## WHAT YOU SHOULD DO
Look through the records and report how many lines include the word "kerak", with no other words.

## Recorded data
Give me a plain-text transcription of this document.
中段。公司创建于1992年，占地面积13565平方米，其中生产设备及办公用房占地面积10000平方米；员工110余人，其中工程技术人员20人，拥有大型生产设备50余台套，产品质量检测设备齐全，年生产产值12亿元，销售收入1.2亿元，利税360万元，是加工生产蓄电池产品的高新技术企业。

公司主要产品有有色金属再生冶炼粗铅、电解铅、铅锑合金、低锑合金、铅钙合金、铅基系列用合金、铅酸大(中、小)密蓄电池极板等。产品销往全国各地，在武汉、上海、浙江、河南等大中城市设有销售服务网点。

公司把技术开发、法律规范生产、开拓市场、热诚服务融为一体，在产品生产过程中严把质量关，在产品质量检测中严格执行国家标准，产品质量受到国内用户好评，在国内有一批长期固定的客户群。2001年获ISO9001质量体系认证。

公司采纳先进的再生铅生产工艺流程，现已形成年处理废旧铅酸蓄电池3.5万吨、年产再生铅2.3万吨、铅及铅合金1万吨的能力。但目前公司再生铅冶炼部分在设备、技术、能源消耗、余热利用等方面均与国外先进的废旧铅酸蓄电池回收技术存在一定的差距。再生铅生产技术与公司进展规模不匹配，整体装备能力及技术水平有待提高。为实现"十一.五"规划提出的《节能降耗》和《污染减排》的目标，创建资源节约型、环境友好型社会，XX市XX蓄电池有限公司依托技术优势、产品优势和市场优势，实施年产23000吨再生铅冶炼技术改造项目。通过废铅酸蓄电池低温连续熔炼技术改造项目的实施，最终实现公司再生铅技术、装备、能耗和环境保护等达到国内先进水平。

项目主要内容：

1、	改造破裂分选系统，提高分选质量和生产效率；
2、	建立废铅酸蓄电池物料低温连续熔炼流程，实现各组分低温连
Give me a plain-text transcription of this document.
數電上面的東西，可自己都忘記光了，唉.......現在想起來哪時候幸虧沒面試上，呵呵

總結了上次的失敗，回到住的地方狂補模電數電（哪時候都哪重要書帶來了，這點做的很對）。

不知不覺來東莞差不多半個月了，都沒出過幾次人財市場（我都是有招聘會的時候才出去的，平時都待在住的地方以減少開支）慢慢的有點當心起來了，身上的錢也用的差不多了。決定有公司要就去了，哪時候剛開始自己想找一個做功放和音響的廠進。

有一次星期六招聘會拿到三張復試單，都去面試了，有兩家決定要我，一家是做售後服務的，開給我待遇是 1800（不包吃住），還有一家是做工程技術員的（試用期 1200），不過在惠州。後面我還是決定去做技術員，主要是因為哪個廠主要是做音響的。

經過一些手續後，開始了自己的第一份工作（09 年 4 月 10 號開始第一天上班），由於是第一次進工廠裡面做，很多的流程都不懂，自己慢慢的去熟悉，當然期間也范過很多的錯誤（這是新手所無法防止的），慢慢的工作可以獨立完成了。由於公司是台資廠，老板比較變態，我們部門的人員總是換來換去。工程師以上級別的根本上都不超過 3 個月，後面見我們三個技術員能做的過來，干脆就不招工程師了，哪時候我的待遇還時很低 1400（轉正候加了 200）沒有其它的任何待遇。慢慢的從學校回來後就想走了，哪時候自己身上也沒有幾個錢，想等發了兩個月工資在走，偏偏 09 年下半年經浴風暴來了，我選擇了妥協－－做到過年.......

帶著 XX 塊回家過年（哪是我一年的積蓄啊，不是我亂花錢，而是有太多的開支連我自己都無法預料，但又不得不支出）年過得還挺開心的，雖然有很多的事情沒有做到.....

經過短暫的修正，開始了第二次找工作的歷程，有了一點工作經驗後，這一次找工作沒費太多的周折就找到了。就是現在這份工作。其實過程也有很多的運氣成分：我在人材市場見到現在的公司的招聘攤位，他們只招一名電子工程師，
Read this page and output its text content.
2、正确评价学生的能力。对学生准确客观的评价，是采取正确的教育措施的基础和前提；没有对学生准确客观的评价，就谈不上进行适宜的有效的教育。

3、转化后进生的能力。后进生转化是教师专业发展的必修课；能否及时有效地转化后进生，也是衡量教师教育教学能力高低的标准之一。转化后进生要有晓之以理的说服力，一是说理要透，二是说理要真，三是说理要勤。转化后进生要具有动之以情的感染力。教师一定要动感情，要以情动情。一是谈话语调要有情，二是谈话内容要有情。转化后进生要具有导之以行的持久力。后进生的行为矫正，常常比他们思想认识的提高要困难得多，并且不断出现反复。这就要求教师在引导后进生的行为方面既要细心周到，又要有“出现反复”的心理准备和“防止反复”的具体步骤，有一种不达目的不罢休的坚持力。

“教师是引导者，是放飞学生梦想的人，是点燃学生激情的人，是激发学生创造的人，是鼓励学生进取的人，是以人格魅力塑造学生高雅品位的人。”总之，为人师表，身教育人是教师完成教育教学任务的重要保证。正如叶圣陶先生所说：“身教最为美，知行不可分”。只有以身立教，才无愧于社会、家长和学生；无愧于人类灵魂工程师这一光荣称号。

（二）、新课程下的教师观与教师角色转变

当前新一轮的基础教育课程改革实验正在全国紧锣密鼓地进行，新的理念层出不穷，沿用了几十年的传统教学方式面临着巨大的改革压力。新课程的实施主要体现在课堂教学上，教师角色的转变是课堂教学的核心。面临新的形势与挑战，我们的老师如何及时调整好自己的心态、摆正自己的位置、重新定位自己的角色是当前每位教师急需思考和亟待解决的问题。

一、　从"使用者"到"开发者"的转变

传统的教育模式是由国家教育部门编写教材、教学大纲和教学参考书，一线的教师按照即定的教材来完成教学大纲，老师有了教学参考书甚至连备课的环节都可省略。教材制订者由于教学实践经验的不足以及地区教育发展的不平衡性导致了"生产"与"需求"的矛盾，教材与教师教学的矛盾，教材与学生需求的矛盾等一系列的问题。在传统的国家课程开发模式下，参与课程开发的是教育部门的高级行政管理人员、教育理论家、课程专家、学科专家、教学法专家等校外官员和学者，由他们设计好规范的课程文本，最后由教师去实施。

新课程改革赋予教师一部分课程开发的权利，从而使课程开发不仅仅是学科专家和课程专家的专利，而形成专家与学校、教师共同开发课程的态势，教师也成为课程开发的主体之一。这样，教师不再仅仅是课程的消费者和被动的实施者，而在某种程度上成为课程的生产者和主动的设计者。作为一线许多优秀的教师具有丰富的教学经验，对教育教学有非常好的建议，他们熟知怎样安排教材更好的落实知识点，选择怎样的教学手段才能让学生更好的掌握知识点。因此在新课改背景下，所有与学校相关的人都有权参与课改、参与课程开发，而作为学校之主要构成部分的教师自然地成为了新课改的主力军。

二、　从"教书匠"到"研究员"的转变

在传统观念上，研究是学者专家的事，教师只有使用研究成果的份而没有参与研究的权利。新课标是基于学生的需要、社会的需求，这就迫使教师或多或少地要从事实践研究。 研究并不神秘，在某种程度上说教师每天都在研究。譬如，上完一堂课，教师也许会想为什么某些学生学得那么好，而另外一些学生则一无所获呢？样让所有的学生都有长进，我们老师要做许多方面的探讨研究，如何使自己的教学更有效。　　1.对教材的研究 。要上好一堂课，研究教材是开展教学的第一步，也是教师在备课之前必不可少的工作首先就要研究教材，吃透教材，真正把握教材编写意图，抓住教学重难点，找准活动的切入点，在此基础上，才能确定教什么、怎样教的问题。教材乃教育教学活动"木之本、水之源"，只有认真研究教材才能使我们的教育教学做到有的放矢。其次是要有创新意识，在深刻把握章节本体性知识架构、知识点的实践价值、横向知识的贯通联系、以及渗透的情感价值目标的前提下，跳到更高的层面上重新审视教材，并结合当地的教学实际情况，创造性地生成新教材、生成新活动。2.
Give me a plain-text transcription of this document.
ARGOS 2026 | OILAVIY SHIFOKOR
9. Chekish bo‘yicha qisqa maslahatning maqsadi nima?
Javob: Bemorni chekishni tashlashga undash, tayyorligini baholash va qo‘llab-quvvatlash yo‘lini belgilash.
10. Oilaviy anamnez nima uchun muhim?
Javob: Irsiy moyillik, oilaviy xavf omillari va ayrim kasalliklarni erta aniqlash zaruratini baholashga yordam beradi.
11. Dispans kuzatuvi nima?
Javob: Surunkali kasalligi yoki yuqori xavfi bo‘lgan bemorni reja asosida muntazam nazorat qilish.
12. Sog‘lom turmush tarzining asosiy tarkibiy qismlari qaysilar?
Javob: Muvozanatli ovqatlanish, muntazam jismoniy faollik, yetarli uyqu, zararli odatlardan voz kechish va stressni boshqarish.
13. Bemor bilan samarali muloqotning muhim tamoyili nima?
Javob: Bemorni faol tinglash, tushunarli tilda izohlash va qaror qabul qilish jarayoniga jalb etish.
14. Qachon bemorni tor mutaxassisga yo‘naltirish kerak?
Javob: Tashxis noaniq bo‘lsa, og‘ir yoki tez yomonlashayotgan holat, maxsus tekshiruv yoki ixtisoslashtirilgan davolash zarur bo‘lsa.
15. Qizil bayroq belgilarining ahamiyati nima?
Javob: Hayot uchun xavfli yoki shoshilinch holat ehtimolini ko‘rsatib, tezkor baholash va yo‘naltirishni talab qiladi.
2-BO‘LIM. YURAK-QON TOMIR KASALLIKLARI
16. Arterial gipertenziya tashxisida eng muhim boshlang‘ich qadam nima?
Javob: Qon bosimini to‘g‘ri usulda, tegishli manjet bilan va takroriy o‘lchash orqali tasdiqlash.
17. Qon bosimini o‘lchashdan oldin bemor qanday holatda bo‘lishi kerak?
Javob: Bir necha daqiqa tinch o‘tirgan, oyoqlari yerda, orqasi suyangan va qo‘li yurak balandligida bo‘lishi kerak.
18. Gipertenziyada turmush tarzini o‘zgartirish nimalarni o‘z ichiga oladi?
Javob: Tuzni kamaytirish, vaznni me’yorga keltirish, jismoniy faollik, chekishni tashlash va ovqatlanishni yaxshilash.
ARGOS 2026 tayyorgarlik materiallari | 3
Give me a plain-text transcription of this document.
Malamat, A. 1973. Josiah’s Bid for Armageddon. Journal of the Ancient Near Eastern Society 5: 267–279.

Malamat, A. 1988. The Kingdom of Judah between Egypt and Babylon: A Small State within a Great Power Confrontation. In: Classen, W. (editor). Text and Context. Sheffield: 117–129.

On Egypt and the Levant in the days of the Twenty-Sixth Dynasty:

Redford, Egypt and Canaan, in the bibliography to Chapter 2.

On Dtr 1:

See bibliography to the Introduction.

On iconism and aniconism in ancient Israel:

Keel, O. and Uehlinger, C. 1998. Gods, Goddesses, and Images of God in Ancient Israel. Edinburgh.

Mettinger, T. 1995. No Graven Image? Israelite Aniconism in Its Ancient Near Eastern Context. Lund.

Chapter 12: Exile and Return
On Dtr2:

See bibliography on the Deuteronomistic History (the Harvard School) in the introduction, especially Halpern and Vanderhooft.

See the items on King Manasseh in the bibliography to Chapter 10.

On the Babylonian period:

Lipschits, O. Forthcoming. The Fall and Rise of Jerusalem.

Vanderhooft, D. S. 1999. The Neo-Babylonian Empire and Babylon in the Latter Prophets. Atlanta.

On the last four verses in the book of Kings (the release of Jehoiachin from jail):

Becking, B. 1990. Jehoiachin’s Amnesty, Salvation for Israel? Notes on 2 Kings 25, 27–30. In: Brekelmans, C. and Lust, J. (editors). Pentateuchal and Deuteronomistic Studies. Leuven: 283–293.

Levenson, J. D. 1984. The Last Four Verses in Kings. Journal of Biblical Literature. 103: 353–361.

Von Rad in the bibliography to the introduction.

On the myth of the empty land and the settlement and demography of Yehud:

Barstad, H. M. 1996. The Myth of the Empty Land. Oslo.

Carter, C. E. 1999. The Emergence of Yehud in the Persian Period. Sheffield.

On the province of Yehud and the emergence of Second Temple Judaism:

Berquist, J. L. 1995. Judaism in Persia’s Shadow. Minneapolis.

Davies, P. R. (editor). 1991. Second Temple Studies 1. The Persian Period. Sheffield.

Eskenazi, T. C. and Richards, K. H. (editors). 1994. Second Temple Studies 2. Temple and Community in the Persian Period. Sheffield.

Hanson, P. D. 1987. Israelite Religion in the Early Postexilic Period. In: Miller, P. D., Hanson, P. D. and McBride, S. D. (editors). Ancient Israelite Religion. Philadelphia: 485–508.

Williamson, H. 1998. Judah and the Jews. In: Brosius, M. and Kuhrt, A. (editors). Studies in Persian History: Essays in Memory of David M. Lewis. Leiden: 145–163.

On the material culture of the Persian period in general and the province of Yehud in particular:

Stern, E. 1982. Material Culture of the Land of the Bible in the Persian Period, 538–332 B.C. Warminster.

## COMPLETE RESPONSE
3